_Objective_
Search the material for the word "with" and copy each line that holds it.

_Dataset records_
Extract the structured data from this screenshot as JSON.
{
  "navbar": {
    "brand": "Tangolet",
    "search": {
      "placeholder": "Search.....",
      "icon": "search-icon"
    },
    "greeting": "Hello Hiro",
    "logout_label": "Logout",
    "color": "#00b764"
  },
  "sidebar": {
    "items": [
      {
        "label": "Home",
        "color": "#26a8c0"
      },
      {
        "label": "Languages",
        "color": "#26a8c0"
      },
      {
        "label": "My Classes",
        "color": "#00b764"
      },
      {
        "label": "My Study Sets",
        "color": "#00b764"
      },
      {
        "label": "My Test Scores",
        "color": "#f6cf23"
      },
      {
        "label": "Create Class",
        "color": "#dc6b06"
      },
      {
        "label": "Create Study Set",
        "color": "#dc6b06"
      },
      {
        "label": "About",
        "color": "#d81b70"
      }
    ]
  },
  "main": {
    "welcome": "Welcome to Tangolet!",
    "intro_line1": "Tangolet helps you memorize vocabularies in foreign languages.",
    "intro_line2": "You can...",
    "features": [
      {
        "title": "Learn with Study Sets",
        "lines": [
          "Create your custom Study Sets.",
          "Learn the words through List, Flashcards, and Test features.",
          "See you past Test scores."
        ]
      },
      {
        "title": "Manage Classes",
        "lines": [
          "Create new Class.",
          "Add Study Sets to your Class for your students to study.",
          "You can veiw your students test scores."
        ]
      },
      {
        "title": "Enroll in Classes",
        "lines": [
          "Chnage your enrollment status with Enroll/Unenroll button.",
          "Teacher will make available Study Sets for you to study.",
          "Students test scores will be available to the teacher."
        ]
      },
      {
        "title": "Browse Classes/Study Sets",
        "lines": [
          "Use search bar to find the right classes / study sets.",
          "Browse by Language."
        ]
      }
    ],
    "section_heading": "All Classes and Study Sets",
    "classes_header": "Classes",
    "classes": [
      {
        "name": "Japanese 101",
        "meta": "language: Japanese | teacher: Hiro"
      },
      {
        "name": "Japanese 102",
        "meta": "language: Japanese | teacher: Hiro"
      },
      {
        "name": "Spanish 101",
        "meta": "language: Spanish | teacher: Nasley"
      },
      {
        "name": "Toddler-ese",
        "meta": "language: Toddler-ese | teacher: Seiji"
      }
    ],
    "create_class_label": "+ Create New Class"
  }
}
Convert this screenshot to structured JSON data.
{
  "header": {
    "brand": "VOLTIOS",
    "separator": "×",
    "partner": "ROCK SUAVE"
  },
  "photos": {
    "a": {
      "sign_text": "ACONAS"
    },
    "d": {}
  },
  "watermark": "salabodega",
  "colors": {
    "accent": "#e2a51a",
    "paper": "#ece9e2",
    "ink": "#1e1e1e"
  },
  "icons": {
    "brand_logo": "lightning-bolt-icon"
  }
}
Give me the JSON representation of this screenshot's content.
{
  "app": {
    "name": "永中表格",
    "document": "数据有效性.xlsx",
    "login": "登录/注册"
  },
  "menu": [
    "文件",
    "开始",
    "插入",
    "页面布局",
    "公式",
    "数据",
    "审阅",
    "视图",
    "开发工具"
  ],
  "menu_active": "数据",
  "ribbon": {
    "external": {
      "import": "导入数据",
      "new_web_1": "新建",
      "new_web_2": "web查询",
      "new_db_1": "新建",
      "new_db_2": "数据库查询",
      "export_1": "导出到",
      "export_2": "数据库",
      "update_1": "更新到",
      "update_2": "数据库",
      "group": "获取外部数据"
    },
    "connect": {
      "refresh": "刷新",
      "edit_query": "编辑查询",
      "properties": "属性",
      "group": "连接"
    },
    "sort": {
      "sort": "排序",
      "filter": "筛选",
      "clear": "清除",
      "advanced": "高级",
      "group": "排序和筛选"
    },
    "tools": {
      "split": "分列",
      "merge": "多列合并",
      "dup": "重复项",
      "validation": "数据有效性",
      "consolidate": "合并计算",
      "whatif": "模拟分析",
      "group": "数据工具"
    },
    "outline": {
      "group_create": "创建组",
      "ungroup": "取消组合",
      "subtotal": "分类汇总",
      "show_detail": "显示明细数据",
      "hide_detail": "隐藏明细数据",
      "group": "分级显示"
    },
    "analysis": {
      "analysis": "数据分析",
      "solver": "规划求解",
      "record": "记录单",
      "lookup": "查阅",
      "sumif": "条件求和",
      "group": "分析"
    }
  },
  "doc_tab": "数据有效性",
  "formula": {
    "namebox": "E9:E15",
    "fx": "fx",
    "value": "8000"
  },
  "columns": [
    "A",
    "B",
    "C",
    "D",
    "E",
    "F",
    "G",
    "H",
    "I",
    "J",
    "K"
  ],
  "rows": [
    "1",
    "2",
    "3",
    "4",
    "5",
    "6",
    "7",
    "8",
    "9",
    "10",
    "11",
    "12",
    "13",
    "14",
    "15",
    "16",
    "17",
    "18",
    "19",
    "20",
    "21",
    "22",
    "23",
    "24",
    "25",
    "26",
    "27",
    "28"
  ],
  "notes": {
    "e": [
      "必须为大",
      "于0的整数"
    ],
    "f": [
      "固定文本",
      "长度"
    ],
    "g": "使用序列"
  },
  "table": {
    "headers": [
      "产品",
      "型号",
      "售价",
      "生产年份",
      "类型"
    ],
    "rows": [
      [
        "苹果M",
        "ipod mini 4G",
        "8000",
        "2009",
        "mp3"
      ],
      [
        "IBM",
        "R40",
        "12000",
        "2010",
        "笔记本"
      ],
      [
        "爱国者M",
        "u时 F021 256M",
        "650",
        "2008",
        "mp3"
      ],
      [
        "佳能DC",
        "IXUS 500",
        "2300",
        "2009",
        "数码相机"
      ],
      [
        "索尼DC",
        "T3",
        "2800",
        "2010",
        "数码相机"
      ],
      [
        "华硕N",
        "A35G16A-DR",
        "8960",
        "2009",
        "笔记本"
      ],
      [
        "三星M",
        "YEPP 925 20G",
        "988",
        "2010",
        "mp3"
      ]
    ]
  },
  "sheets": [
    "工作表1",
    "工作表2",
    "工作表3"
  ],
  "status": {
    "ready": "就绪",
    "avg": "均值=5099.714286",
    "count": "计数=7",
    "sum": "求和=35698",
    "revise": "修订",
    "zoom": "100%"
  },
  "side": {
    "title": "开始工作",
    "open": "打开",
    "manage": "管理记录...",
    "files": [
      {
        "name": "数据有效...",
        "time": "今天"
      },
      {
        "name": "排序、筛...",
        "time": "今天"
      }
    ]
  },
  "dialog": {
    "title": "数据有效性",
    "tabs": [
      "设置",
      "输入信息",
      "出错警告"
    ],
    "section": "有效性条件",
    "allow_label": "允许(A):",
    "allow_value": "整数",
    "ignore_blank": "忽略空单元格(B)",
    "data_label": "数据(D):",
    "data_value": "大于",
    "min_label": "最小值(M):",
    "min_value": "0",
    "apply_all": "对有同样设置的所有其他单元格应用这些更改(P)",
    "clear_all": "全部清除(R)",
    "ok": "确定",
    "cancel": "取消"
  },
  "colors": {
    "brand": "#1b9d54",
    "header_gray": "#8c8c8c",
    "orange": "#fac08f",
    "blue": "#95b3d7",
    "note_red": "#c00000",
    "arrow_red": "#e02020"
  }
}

_The reply_
        "title": "Learn with Study Sets",
          "Chnage your enrollment status with Enroll/Unenroll button.",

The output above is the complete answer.